#### [Materials provided]
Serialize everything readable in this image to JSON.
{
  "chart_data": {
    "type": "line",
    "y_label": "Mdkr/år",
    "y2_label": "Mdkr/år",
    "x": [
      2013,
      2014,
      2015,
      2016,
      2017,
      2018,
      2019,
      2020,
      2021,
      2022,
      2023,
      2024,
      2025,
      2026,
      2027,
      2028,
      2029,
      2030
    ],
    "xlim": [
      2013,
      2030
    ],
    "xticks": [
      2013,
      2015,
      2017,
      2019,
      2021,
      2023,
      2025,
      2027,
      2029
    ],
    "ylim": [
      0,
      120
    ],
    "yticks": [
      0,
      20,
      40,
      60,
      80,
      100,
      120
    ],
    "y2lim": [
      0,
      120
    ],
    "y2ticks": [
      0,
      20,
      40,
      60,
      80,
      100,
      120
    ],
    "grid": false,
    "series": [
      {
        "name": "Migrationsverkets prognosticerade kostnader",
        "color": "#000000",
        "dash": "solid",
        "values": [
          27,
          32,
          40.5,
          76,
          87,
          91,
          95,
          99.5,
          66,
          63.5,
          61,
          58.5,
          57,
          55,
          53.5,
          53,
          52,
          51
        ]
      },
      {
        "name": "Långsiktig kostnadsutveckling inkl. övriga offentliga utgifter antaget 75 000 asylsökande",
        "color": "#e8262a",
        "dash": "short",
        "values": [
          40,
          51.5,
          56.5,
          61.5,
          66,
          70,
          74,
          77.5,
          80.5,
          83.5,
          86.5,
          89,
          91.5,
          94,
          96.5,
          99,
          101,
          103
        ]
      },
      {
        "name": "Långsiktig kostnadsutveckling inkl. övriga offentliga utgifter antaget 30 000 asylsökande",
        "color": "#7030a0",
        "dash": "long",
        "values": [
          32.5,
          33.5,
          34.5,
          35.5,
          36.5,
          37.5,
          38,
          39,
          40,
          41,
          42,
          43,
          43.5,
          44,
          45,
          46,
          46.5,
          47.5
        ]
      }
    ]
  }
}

#### [Aim of the task]
In the entries above, find each line with the word "övriga" and show it.

#### [Worked solution]
        "name": "Långsiktig kostnadsutveckling inkl. övriga offentliga utgifter antaget 75 000 asylsökande",
        "name": "Långsiktig kostnadsutveckling inkl. övriga offentliga utgifter antaget 30 000 asylsökande",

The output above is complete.